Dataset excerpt

===============

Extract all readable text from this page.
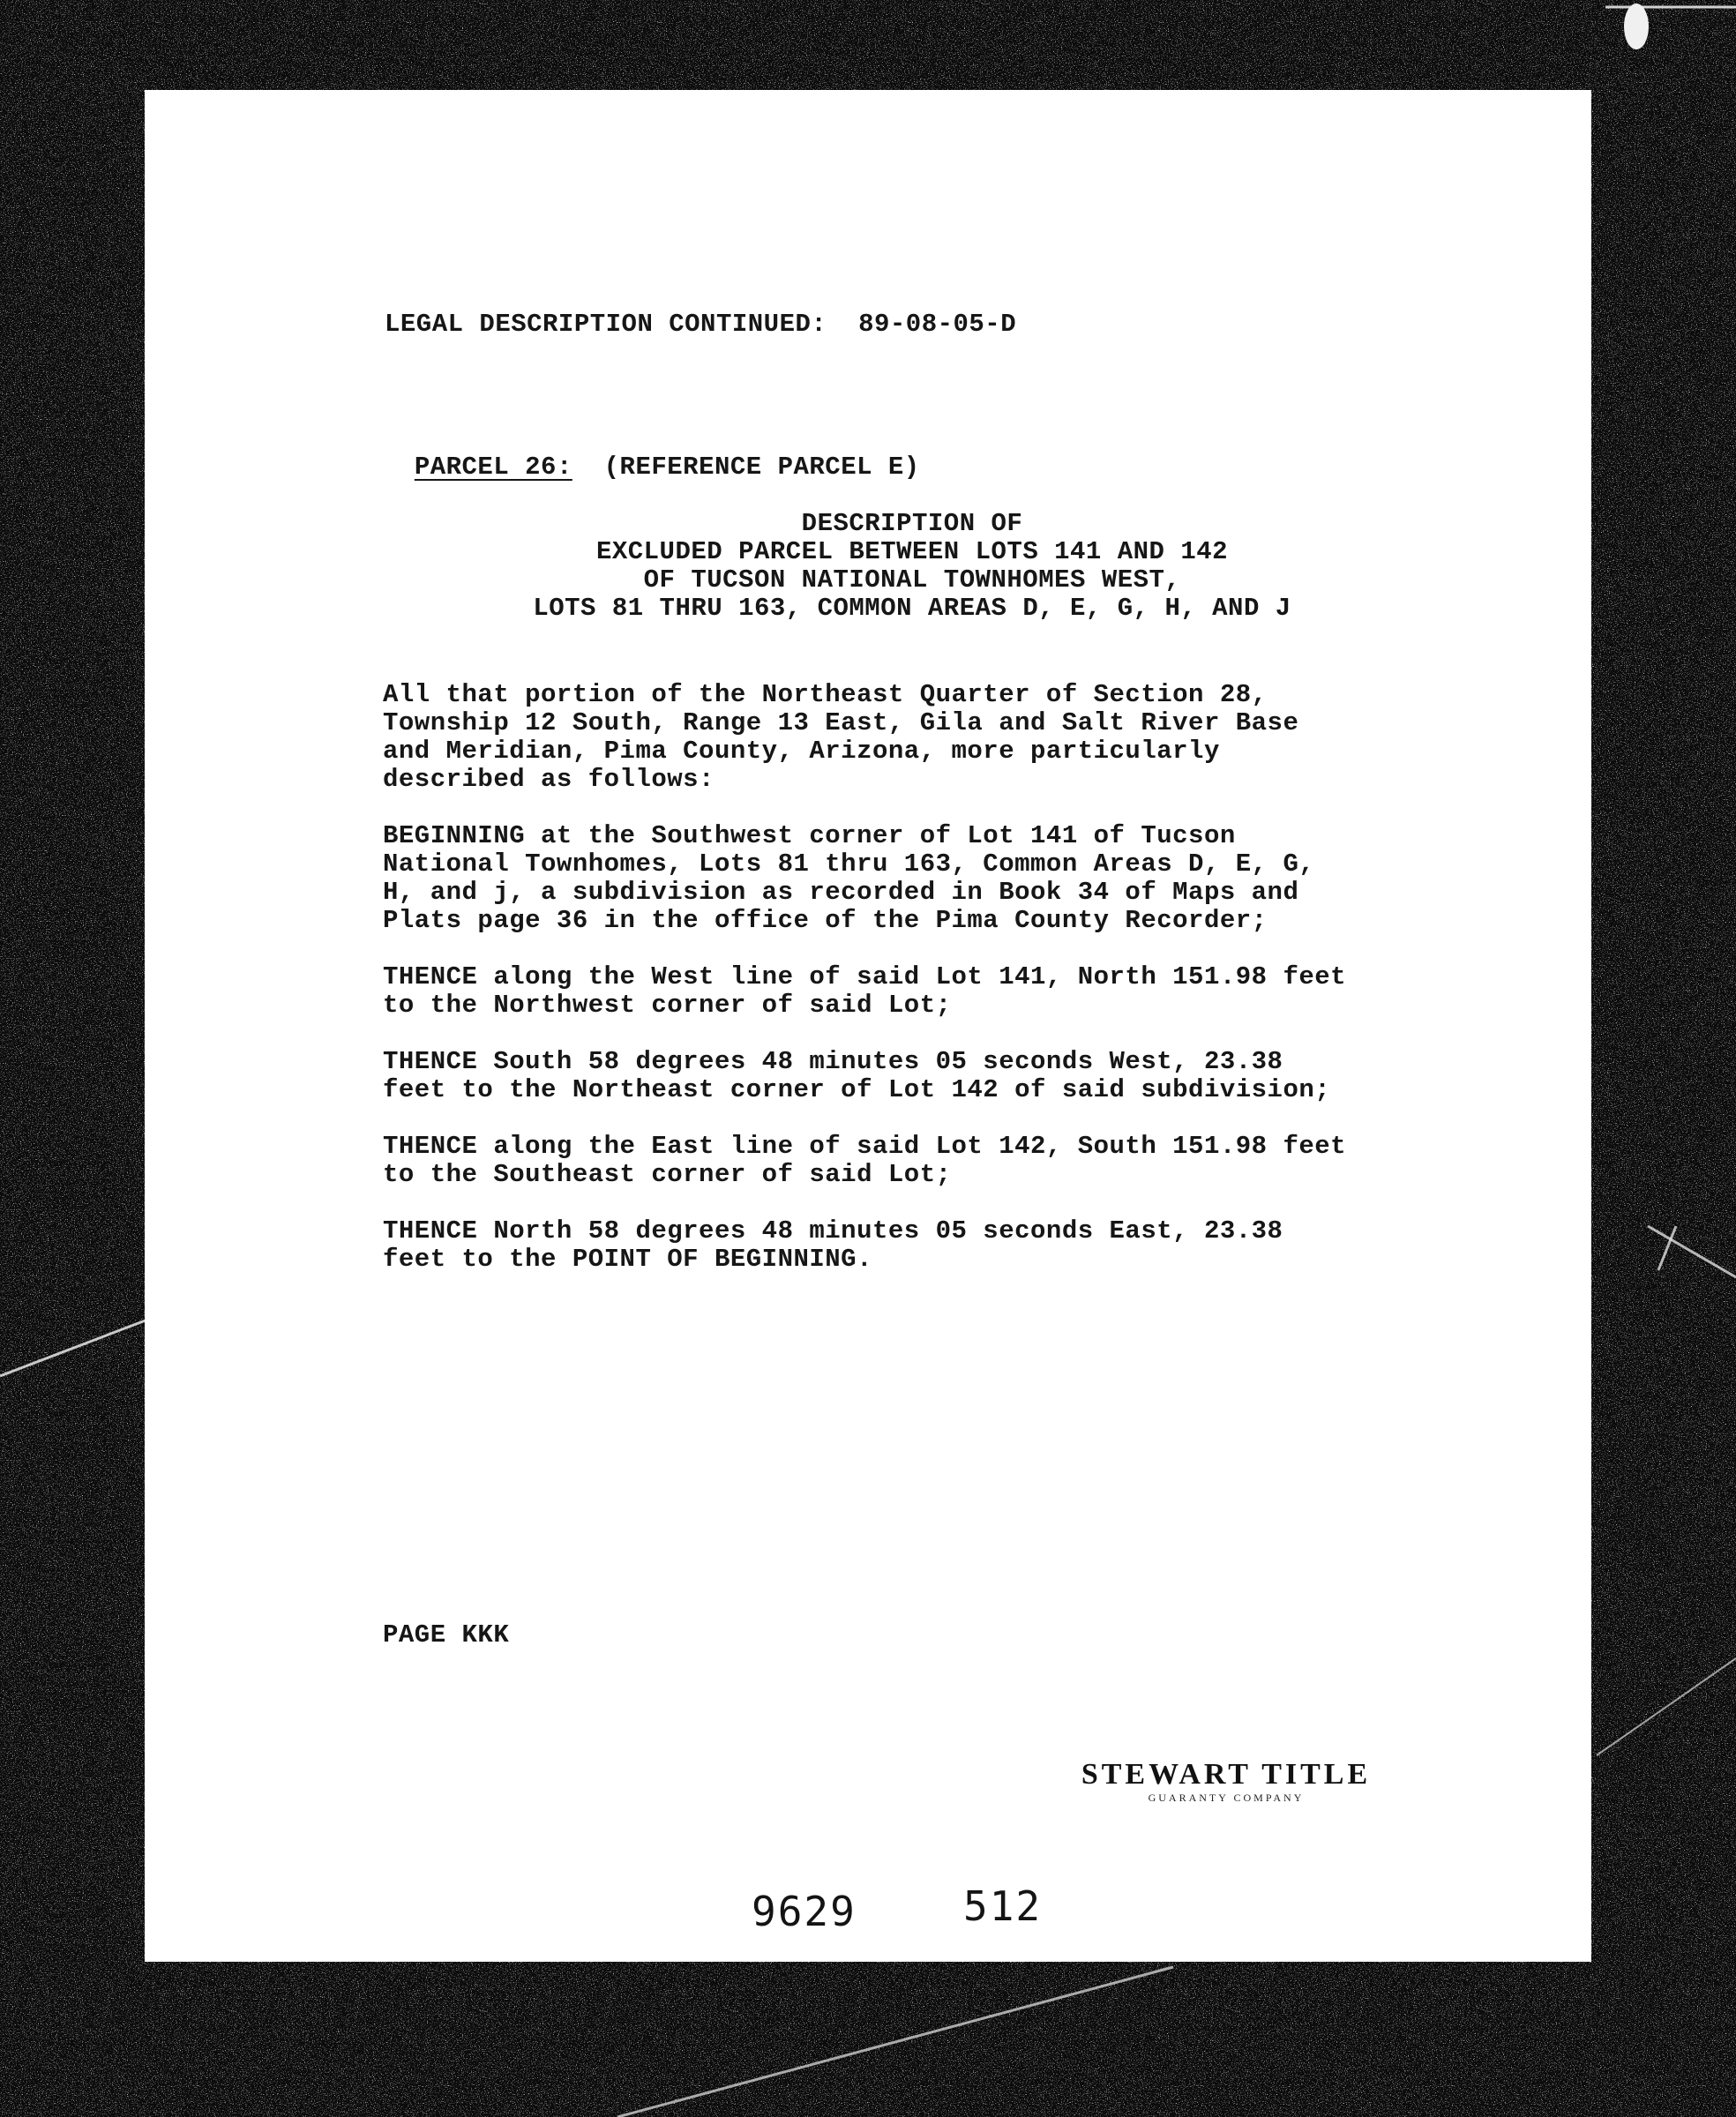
LEGAL DESCRIPTION CONTINUED:  89-08-05-D

PARCEL 26: (REFERENCE PARCEL E)

DESCRIPTION OF
EXCLUDED PARCEL BETWEEN LOTS 141 AND 142
OF TUCSON NATIONAL TOWNHOMES WEST,
LOTS 81 THRU 163, COMMON AREAS D, E, G, H, AND J
All that portion of the Northeast Quarter of Section 28,
Township 12 South, Range 13 East, Gila and Salt River Base
and Meridian, Pima County, Arizona, more particularly
described as follows:
BEGINNING at the Southwest corner of Lot 141 of Tucson
National Townhomes, Lots 81 thru 163, Common Areas D, E, G,
H, and j, a subdivision as recorded in Book 34 of Maps and
Plats page 36 in the office of the Pima County Recorder;
THENCE along the West line of said Lot 141, North 151.98 feet
to the Northwest corner of said Lot;
THENCE South 58 degrees 48 minutes 05 seconds West, 23.38
feet to the Northeast corner of Lot 142 of said subdivision;
THENCE along the East line of said Lot 142, South 151.98 feet
to the Southeast corner of said Lot;
THENCE North 58 degrees 48 minutes 05 seconds East, 23.38
feet to the POINT OF BEGINNING.

PAGE KKK

9629	512
STEWART TITLE
GUARANTY COMPANY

===============

- [Exercise instructions]
Print out the lines exactly, skipping any picture.

- [Worked solution]
Extract all readable text from this page.
LEGAL DESCRIPTION CONTINUED:  89-08-05-D

PARCEL 26: (REFERENCE PARCEL E)

DESCRIPTION OF
EXCLUDED PARCEL BETWEEN LOTS 141 AND 142
OF TUCSON NATIONAL TOWNHOMES WEST,
LOTS 81 THRU 163, COMMON AREAS D, E, G, H, AND J
All that portion of the Northeast Quarter of Section 28,
Township 12 South, Range 13 East, Gila and Salt River Base
and Meridian, Pima County, Arizona, more particularly
described as follows:
BEGINNING at the Southwest corner of Lot 141 of Tucson
National Townhomes, Lots 81 thru 163, Common Areas D, E, G,
H, and j, a subdivision as recorded in Book 34 of Maps and
Plats page 36 in the office of the Pima County Recorder;
THENCE along the West line of said Lot 141, North 151.98 feet
to the Northwest corner of said Lot;
THENCE South 58 degrees 48 minutes 05 seconds West, 23.38
feet to the Northeast corner of Lot 142 of said subdivision;
THENCE along the East line of said Lot 142, South 151.98 feet
to the Southeast corner of said Lot;
THENCE North 58 degrees 48 minutes 05 seconds East, 23.38
feet to the POINT OF BEGINNING.

PAGE KKK

9629	512
STEWART TITLE
GUARANTY COMPANY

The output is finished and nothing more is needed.